(Collected data)
"""

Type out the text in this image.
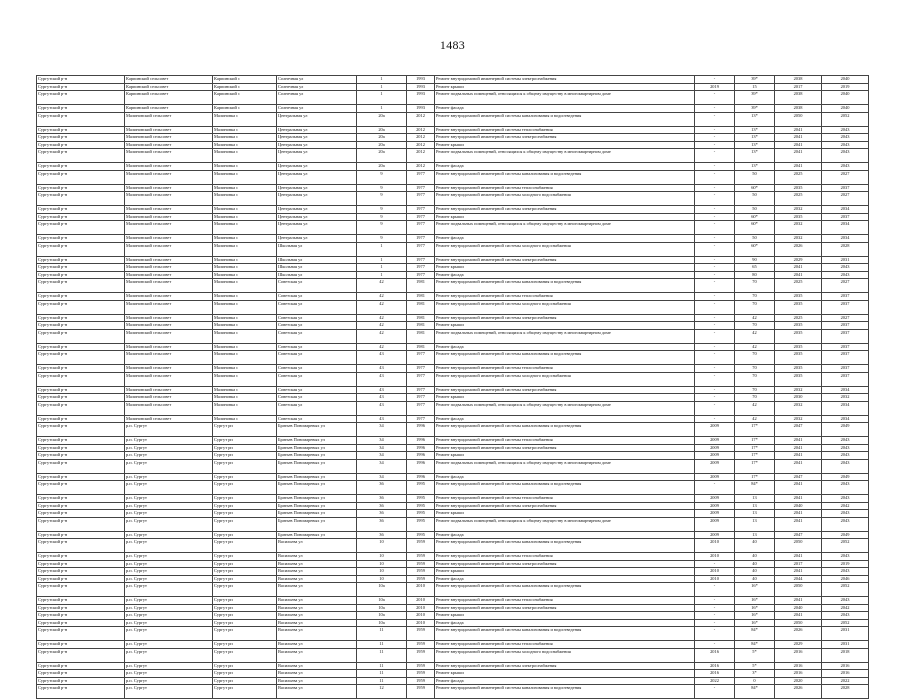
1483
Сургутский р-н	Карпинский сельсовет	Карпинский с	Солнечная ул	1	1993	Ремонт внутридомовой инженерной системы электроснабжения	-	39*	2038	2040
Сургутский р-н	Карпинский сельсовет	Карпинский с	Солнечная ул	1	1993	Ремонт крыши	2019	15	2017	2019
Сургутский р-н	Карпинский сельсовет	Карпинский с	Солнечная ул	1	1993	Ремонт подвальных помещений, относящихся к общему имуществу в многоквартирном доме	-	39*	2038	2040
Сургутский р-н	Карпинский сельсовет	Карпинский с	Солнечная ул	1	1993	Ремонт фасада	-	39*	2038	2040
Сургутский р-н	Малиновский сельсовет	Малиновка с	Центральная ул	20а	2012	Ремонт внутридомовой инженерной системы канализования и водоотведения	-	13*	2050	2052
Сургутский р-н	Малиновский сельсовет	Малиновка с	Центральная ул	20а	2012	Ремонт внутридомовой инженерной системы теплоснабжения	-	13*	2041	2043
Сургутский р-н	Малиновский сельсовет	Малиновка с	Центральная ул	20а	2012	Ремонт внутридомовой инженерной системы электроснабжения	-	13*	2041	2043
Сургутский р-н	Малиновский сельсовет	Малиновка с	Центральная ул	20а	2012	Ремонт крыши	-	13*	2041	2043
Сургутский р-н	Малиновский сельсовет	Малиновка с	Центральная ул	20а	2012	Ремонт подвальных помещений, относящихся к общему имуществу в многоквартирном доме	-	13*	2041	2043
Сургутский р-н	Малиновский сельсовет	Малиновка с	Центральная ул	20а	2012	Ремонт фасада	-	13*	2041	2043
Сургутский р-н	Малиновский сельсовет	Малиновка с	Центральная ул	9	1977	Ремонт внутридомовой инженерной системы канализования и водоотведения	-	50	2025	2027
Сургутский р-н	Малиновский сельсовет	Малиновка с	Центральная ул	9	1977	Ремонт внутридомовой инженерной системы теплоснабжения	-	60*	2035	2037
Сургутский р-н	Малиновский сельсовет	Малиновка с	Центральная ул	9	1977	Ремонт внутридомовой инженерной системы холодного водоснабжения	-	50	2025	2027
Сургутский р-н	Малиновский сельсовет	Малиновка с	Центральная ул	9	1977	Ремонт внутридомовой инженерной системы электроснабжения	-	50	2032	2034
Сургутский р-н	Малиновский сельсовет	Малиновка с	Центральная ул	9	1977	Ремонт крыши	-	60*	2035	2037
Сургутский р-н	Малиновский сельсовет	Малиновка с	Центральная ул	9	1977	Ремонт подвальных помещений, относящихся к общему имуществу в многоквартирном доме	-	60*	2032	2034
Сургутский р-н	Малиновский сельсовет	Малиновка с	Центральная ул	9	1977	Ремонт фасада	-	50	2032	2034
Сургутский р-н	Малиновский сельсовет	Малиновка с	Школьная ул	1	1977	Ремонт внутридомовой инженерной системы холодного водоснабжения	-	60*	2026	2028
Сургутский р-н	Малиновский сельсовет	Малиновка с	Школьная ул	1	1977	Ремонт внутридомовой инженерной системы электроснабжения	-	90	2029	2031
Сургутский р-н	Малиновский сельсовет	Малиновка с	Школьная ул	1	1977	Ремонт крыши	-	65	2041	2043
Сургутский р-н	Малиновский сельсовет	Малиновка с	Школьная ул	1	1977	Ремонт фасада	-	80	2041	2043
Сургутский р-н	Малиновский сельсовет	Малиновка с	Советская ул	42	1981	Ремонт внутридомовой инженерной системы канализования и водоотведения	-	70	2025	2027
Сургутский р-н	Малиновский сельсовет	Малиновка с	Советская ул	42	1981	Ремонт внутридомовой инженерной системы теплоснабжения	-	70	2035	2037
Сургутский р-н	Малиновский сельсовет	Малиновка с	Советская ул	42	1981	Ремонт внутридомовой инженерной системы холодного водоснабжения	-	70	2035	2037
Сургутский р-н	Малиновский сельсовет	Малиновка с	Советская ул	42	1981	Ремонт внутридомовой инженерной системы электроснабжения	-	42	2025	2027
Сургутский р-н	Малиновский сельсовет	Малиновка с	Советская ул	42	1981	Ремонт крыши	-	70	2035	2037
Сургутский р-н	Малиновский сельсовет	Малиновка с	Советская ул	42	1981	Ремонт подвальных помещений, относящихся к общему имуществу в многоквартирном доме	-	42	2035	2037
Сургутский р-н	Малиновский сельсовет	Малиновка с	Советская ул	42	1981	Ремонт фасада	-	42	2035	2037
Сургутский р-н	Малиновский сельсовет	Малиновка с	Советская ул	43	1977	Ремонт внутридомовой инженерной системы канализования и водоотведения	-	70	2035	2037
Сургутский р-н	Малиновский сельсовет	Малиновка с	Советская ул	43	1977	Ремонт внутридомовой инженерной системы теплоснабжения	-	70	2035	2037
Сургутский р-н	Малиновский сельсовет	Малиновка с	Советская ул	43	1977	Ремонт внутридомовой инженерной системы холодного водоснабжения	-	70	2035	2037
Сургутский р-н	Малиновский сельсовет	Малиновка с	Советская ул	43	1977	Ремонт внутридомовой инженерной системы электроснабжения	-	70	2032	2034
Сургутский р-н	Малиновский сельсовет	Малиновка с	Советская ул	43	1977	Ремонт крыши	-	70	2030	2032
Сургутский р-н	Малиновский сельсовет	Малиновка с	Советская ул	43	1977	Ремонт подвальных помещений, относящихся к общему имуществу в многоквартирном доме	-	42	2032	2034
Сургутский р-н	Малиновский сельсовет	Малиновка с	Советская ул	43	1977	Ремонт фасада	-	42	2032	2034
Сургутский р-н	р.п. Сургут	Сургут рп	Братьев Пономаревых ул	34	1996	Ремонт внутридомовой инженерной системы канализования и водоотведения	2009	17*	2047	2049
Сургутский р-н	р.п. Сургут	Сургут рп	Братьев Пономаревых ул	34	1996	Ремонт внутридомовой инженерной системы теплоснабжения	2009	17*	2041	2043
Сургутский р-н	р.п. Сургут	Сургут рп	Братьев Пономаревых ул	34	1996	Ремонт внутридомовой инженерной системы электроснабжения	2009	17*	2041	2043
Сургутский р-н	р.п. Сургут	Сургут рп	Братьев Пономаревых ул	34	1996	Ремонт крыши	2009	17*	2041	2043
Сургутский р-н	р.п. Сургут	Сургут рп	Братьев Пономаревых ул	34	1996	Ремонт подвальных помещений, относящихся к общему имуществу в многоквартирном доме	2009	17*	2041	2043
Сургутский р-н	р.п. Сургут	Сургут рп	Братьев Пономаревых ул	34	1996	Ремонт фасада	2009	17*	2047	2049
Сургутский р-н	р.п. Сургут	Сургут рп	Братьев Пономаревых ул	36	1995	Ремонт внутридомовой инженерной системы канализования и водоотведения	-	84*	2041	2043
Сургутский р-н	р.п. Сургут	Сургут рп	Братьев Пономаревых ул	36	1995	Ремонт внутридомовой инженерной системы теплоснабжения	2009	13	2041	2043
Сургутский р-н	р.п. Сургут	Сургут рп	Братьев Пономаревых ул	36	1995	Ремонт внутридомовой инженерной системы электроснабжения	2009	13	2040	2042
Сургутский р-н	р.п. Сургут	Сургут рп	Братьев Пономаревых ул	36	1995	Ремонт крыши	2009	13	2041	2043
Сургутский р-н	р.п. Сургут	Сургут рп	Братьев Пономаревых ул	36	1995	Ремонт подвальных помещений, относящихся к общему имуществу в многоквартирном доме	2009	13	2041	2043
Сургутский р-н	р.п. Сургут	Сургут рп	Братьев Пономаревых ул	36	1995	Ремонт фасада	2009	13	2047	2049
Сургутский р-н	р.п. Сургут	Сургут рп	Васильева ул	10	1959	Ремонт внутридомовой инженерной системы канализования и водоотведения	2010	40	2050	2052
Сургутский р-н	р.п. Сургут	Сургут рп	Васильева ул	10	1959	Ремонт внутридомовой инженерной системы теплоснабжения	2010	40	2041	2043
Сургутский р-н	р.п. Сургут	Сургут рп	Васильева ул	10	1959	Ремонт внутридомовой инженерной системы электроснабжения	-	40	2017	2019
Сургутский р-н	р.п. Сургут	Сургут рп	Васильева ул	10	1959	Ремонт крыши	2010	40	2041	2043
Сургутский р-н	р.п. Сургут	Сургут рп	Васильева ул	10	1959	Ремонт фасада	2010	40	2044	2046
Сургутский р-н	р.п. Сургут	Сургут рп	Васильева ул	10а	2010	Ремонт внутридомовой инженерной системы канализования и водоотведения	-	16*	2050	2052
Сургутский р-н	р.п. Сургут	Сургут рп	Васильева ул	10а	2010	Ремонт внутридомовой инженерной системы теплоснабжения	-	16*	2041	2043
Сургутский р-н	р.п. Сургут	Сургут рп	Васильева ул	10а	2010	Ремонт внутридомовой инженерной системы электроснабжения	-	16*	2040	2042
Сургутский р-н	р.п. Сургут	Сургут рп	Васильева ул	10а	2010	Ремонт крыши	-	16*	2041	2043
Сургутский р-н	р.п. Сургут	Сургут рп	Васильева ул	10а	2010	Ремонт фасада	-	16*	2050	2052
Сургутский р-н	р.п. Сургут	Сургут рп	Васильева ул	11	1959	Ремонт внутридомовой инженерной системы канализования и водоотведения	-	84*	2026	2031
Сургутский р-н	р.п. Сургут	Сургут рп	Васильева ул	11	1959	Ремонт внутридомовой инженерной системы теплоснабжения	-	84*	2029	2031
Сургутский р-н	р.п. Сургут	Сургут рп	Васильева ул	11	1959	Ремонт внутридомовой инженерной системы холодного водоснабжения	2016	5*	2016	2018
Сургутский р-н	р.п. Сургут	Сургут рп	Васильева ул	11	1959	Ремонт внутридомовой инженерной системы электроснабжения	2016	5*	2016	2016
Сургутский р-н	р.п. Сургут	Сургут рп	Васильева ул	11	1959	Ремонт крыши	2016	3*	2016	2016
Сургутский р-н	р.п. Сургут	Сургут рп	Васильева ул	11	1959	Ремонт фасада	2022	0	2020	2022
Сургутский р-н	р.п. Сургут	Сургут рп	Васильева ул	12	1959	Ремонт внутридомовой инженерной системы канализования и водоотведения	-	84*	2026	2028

"""

= PROBLEM DETAILS =
Look over the listing. Pull out every line with the string "Карпинский" in it.

= WRITTEN ANSWER =
Сургутский р-н	Карпинский сельсовет	Карпинский с	Солнечная ул	1	1993	Ремонт внутридомовой инженерной системы электроснабжения	-	39*	2038	2040
Сургутский р-н	Карпинский сельсовет	Карпинский с	Солнечная ул	1	1993	Ремонт крыши	2019	15	2017	2019
Сургутский р-н	Карпинский сельсовет	Карпинский с	Солнечная ул	1	1993	Ремонт подвальных помещений, относящихся к общему имуществу в многоквартирном доме	-	39*	2038	2040
Сургутский р-н	Карпинский сельсовет	Карпинский с	Солнечная ул	1	1993	Ремонт фасада	-	39*	2038	2040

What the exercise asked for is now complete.